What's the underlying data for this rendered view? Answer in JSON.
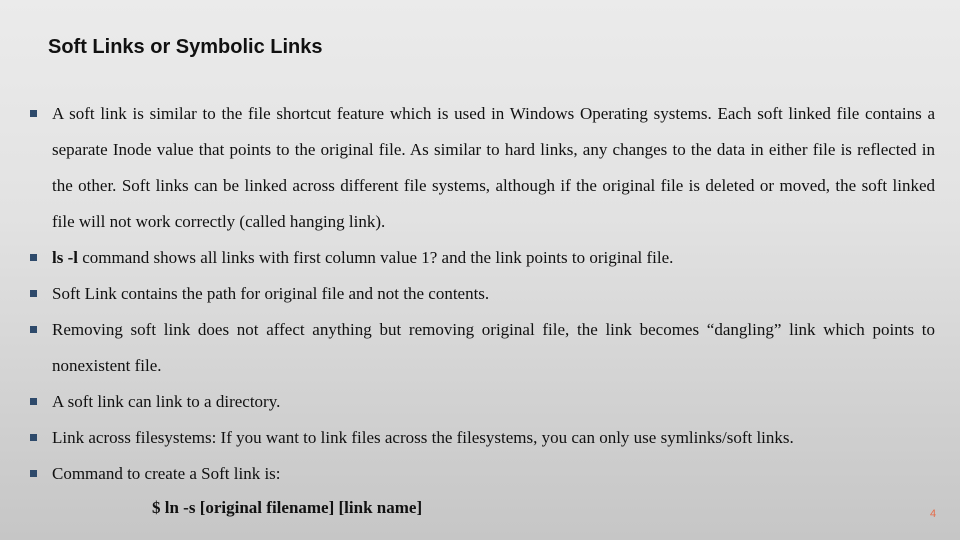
{
  "slide": {
    "title": "Soft Links or Symbolic Links",
    "bullets": [
      {
        "text": "A soft link is similar to the file shortcut feature which is used in Windows Operating systems. Each soft linked file contains a separate Inode value that points to the original file. As similar to hard links, any changes to the data in either file is reflected in the other. Soft links can be linked across different file systems, although if the original file is deleted or moved, the soft linked file will not work correctly (called hanging link)."
      },
      {
        "bold": "ls -l",
        "text": " command shows all links with first column value 1? and the link points to original file."
      },
      {
        "text": "Soft Link contains the path for original file and not the contents."
      },
      {
        "text": "Removing soft link does not affect anything but removing original file, the link becomes “dangling” link which points to nonexistent file."
      },
      {
        "text": "A soft link can link to a directory."
      },
      {
        "text": "Link across filesystems: If you want to link files across the filesystems, you can only use symlinks/soft links."
      },
      {
        "text": "Command to create a Soft link is:"
      }
    ],
    "command": "$ ln  -s [original filename] [link name]",
    "page_number": "4",
    "colors": {
      "bullet": "#2e4a6b",
      "page_number": "#e46c4a"
    }
  }
}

------------------------

The required answer is a single number: the count of lines in the entries that hold the string "value".

Exercise result ▸
2